(Extracted records)
- - - -
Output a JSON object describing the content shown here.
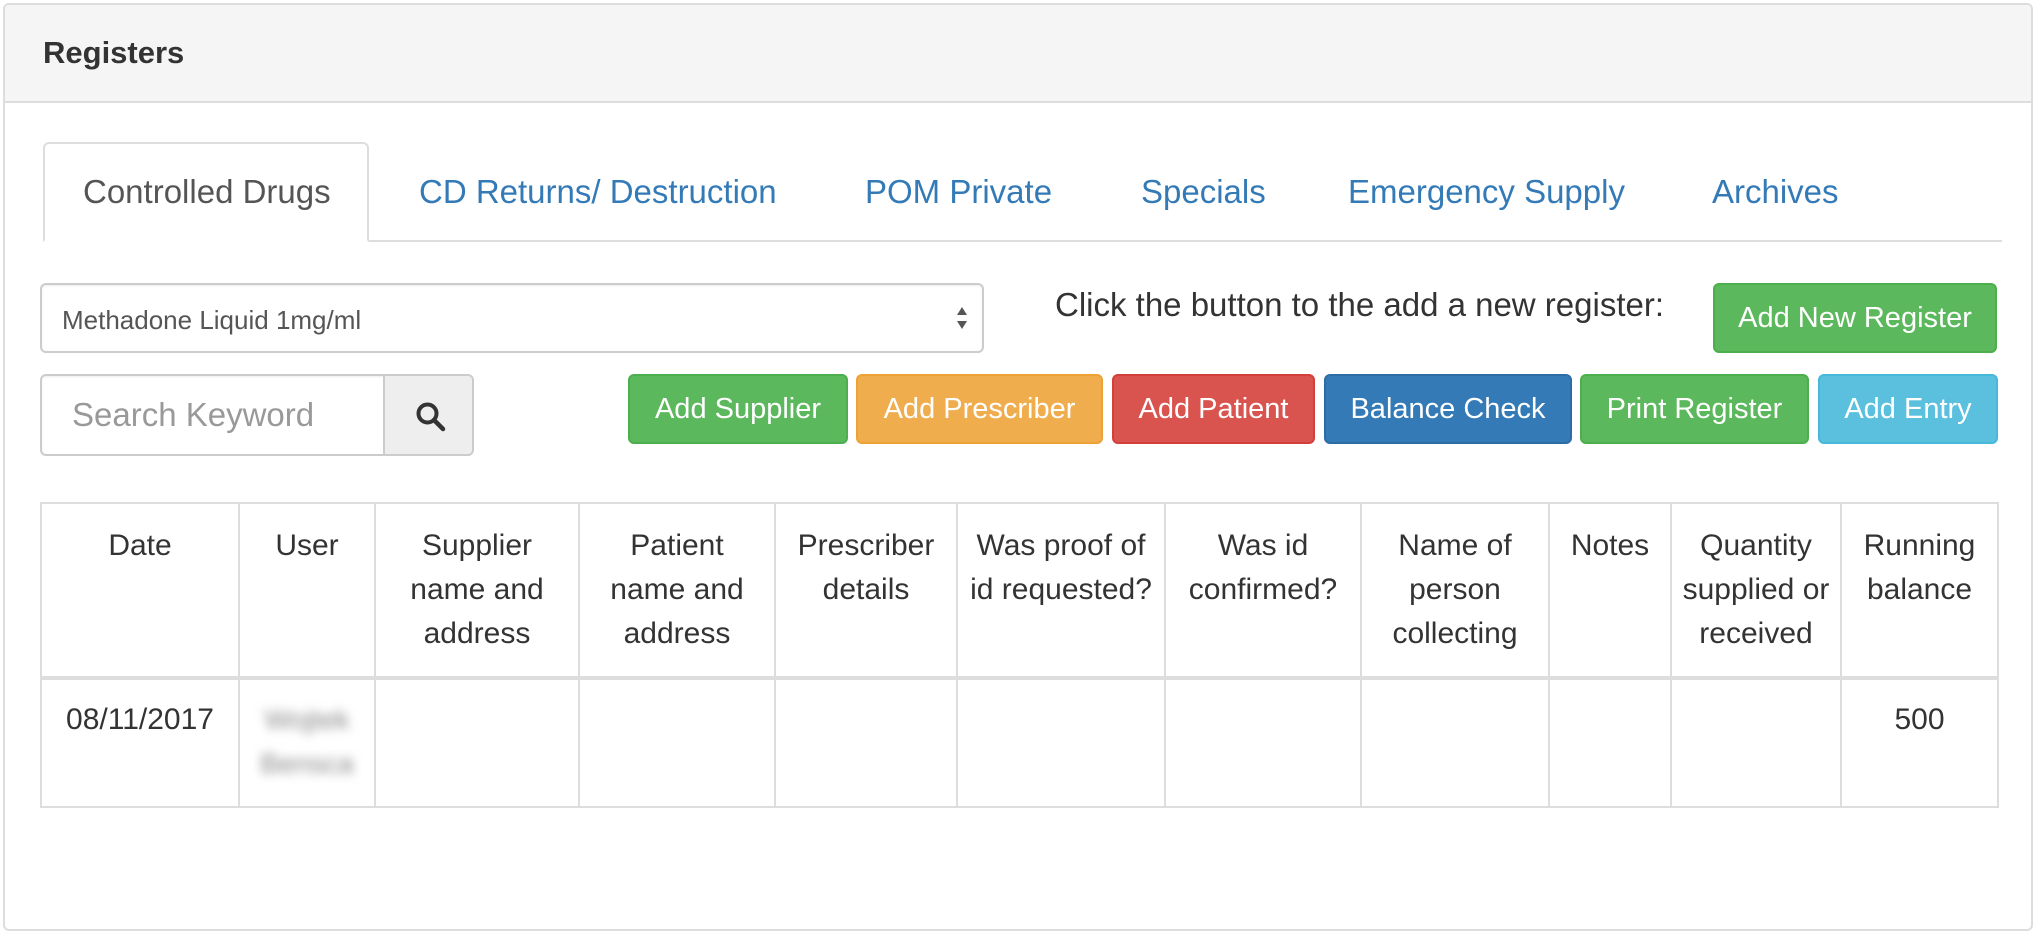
{
  "panel": {
    "title": "Registers"
  },
  "tabs": [
    {
      "label": "Controlled Drugs",
      "active": true
    },
    {
      "label": "CD Returns/ Destruction",
      "active": false
    },
    {
      "label": "POM Private",
      "active": false
    },
    {
      "label": "Specials",
      "active": false
    },
    {
      "label": "Emergency Supply",
      "active": false
    },
    {
      "label": "Archives",
      "active": false
    }
  ],
  "register_select": {
    "value": "Methadone Liquid 1mg/ml"
  },
  "add_register": {
    "prompt": "Click the button to the add a new register:",
    "button_label": "Add New Register"
  },
  "search": {
    "placeholder": "Search Keyword",
    "icon": "search-icon"
  },
  "actions": {
    "add_supplier": "Add Supplier",
    "add_prescriber": "Add Prescriber",
    "add_patient": "Add Patient",
    "balance_check": "Balance Check",
    "print_register": "Print Register",
    "add_entry": "Add Entry"
  },
  "colors": {
    "success": "#5cb85c",
    "warning": "#f0ad4e",
    "danger": "#d9534f",
    "primary": "#337ab7",
    "info": "#5bc0de",
    "link": "#337ab7"
  },
  "table": {
    "headers": [
      "Date",
      "User",
      "Supplier name and address",
      "Patient name and address",
      "Prescriber details",
      "Was proof of id requested?",
      "Was id confirmed?",
      "Name of person collecting",
      "Notes",
      "Quantity supplied or received",
      "Running balance"
    ],
    "rows": [
      [
        "08/11/2017",
        "Wojtek Bensca",
        "",
        "",
        "",
        "",
        "",
        "",
        "",
        "",
        "500"
      ]
    ]
  }
}
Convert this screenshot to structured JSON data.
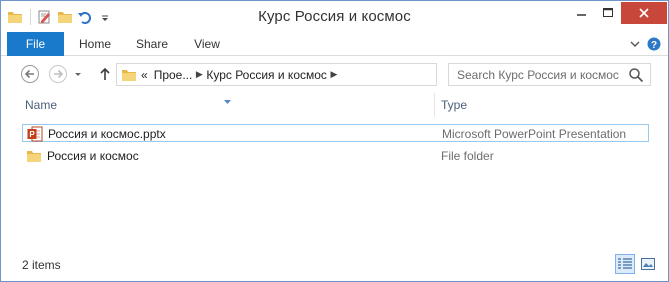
{
  "window": {
    "title": "Курс Россия и космос"
  },
  "quick_access": {
    "icons": [
      "folder-icon",
      "properties-icon",
      "new-folder-icon",
      "undo-icon",
      "customize-dropdown-icon"
    ]
  },
  "ribbon": {
    "tabs": [
      {
        "label": "File",
        "active": true
      },
      {
        "label": "Home",
        "active": false
      },
      {
        "label": "Share",
        "active": false
      },
      {
        "label": "View",
        "active": false
      }
    ]
  },
  "navigation": {
    "breadcrumb_overflow": "«",
    "breadcrumbs": [
      "Прое...",
      "Курс Россия и космос"
    ],
    "search_placeholder": "Search Курс Россия и космос"
  },
  "file_list": {
    "columns": {
      "name": "Name",
      "type": "Type"
    },
    "items": [
      {
        "name": "Россия и космос.pptx",
        "type": "Microsoft PowerPoint Presentation",
        "icon": "powerpoint-file-icon",
        "selected": true
      },
      {
        "name": "Россия и космос",
        "type": "File folder",
        "icon": "folder-icon",
        "selected": false
      }
    ]
  },
  "status_bar": {
    "item_count": "2 items",
    "active_view": "details"
  },
  "colors": {
    "accent": "#1979ca",
    "close_button": "#c7483a",
    "selection_border": "#99c9ef",
    "folder": "#e8b84a"
  }
}
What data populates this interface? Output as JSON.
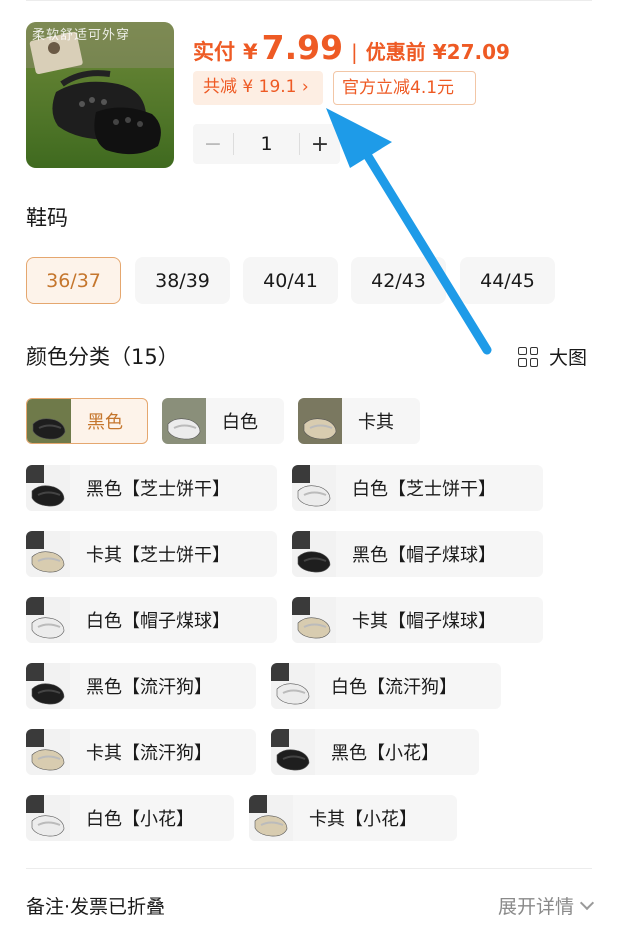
{
  "product": {
    "thumb_caption": "柔软舒适可外穿",
    "price_label": "实付",
    "currency": "¥",
    "price_value": "7.99",
    "separator": "|",
    "original_price": "优惠前 ¥27.09",
    "tag_total_discount": "共减 ¥ 19.1 ›",
    "tag_official": "官方立减4.1元",
    "quantity": "1",
    "minus_label": "−",
    "plus_label": "+"
  },
  "sizes": {
    "title": "鞋码",
    "options": [
      "36/37",
      "38/39",
      "40/41",
      "42/43",
      "44/45"
    ],
    "selected": "36/37"
  },
  "colors": {
    "title": "颜色分类（15）",
    "big_view_label": "大图",
    "options": [
      {
        "label": "黑色",
        "shoe": "black"
      },
      {
        "label": "白色",
        "shoe": "white"
      },
      {
        "label": "卡其",
        "shoe": "khaki"
      },
      {
        "label": "黑色【芝士饼干】",
        "shoe": "black"
      },
      {
        "label": "白色【芝士饼干】",
        "shoe": "white"
      },
      {
        "label": "卡其【芝士饼干】",
        "shoe": "khaki"
      },
      {
        "label": "黑色【帽子煤球】",
        "shoe": "black"
      },
      {
        "label": "白色【帽子煤球】",
        "shoe": "white"
      },
      {
        "label": "卡其【帽子煤球】",
        "shoe": "khaki"
      },
      {
        "label": "黑色【流汗狗】",
        "shoe": "black"
      },
      {
        "label": "白色【流汗狗】",
        "shoe": "white"
      },
      {
        "label": "卡其【流汗狗】",
        "shoe": "khaki"
      },
      {
        "label": "黑色【小花】",
        "shoe": "black"
      },
      {
        "label": "白色【小花】",
        "shoe": "white"
      },
      {
        "label": "卡其【小花】",
        "shoe": "khaki"
      }
    ],
    "selected": "黑色"
  },
  "footer": {
    "left_label": "备注·发票已折叠",
    "right_label": "展开详情"
  },
  "theme": {
    "accent": "#ee5a24",
    "selected_text": "#c5762d",
    "selected_border": "#e5a76f",
    "selected_bg": "#fdf3ea",
    "chip_bg": "#f6f6f6",
    "annotation_arrow": "#1e9be8"
  }
}
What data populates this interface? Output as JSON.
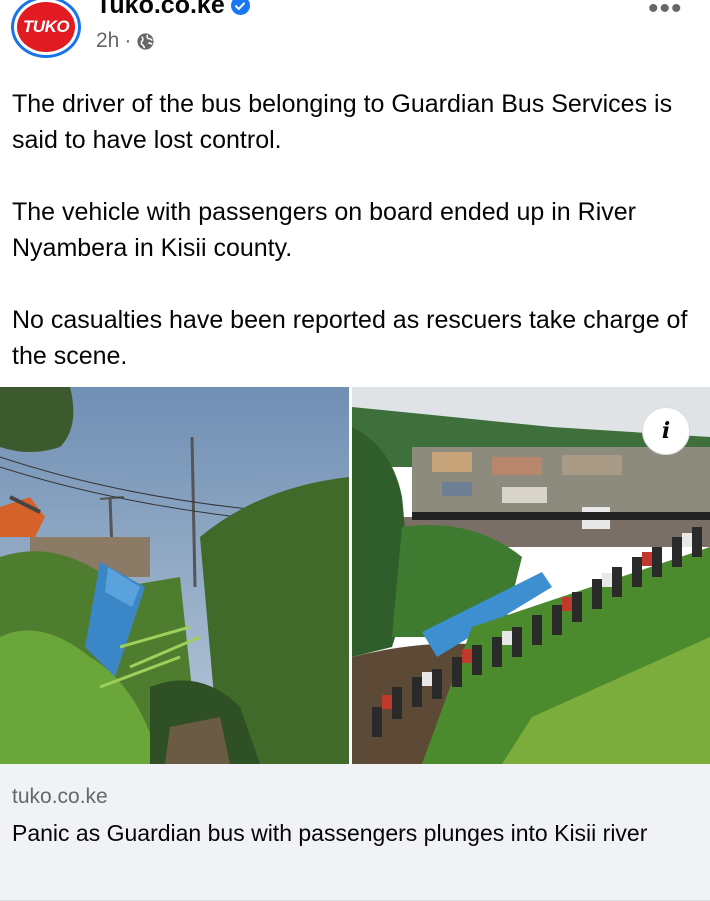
- - - -
▶ **Goal**
Copy the records above exactly, leaving out every picture.

▶ **Exercise output**
Output a JSON object describing the content shown here.
{
  "panel": {
    "title": "Registers"
  },
  "tabs": [
    {
      "label": "Controlled Drugs",
      "active": true
    },
    {
      "label": "CD Returns/ Destruction",
      "active": false
    },
    {
      "label": "POM Private",
      "active": false
    },
    {
      "label": "Specials",
      "active": false
    },
    {
      "label": "Emergency Supply",
      "active": false
    },
    {
      "label": "Archives",
      "active": false
    }
  ],
  "register_select": {
    "value": "Methadone Liquid 1mg/ml"
  },
  "add_register": {
    "prompt": "Click the button to the add a new register:",
    "button_label": "Add New Register"
  },
  "search": {
    "placeholder": "Search Keyword",
    "icon": "search-icon"
  },
  "actions": {
    "add_supplier": "Add Supplier",
    "add_prescriber": "Add Prescriber",
    "add_patient": "Add Patient",
    "balance_check": "Balance Check",
    "print_register": "Print Register",
    "add_entry": "Add Entry"
  },
  "colors": {
    "success": "#5cb85c",
    "warning": "#f0ad4e",
    "danger": "#d9534f",
    "primary": "#337ab7",
    "info": "#5bc0de",
    "link": "#337ab7"
  },
  "table": {
    "headers": [
      "Date",
      "User",
      "Supplier name and address",
      "Patient name and address",
      "Prescriber details",
      "Was proof of id requested?",
      "Was id confirmed?",
      "Name of person collecting",
      "Notes",
      "Quantity supplied or received",
      "Running balance"
    ],
    "rows": [
      [
        "08/11/2017",
        "Wojtek Bensca",
        "",
        "",
        "",
        "",
        "",
        "",
        "",
        "",
        "500"
      ]
    ]
  }
}
Convert this screenshot to structured JSON data.
{
  "window": {
    "title": "Курс Россия и космос"
  },
  "quick_access": {
    "icons": [
      "folder-icon",
      "properties-icon",
      "new-folder-icon",
      "undo-icon",
      "customize-dropdown-icon"
    ]
  },
  "ribbon": {
    "tabs": [
      {
        "label": "File",
        "active": true
      },
      {
        "label": "Home",
        "active": false
      },
      {
        "label": "Share",
        "active": false
      },
      {
        "label": "View",
        "active": false
      }
    ]
  },
  "navigation": {
    "breadcrumb_overflow": "«",
    "breadcrumbs": [
      "Прое...",
      "Курс Россия и космос"
    ],
    "search_placeholder": "Search Курс Россия и космос"
  },
  "file_list": {
    "columns": {
      "name": "Name",
      "type": "Type"
    },
    "items": [
      {
        "name": "Россия и космос.pptx",
        "type": "Microsoft PowerPoint Presentation",
        "icon": "powerpoint-file-icon",
        "selected": true
      },
      {
        "name": "Россия и космос",
        "type": "File folder",
        "icon": "folder-icon",
        "selected": false
      }
    ]
  },
  "status_bar": {
    "item_count": "2 items",
    "active_view": "details"
  },
  "colors": {
    "accent": "#1979ca",
    "close_button": "#c7483a",
    "selection_border": "#99c9ef",
    "folder": "#e8b84a"
  }
}
What data populates this interface? Output as JSON.
{
  "product": {
    "thumb_caption": "柔软舒适可外穿",
    "price_label": "实付",
    "currency": "¥",
    "price_value": "7.99",
    "separator": "|",
    "original_price": "优惠前 ¥27.09",
    "tag_total_discount": "共减 ¥ 19.1 ›",
    "tag_official": "官方立减4.1元",
    "quantity": "1",
    "minus_label": "−",
    "plus_label": "+"
  },
  "sizes": {
    "title": "鞋码",
    "options": [
      "36/37",
      "38/39",
      "40/41",
      "42/43",
      "44/45"
    ],
    "selected": "36/37"
  },
  "colors": {
    "title": "颜色分类（15）",
    "big_view_label": "大图",
    "options": [
      {
        "label": "黑色",
        "shoe": "black"
      },
      {
        "label": "白色",
        "shoe": "white"
      },
      {
        "label": "卡其",
        "shoe": "khaki"
      },
      {
        "label": "黑色【芝士饼干】",
        "shoe": "black"
      },
      {
        "label": "白色【芝士饼干】",
        "shoe": "white"
      },
      {
        "label": "卡其【芝士饼干】",
        "shoe": "khaki"
      },
      {
        "label": "黑色【帽子煤球】",
        "shoe": "black"
      },
      {
        "label": "白色【帽子煤球】",
        "shoe": "white"
      },
      {
        "label": "卡其【帽子煤球】",
        "shoe": "khaki"
      },
      {
        "label": "黑色【流汗狗】",
        "shoe": "black"
      },
      {
        "label": "白色【流汗狗】",
        "shoe": "white"
      },
      {
        "label": "卡其【流汗狗】",
        "shoe": "khaki"
      },
      {
        "label": "黑色【小花】",
        "shoe": "black"
      },
      {
        "label": "白色【小花】",
        "shoe": "white"
      },
      {
        "label": "卡其【小花】",
        "shoe": "khaki"
      }
    ],
    "selected": "黑色"
  },
  "footer": {
    "left_label": "备注·发票已折叠",
    "right_label": "展开详情"
  },
  "theme": {
    "accent": "#ee5a24",
    "selected_text": "#c5762d",
    "selected_border": "#e5a76f",
    "selected_bg": "#fdf3ea",
    "chip_bg": "#f6f6f6",
    "annotation_arrow": "#1e9be8"
  }
}
What data populates this interface? Output as JSON.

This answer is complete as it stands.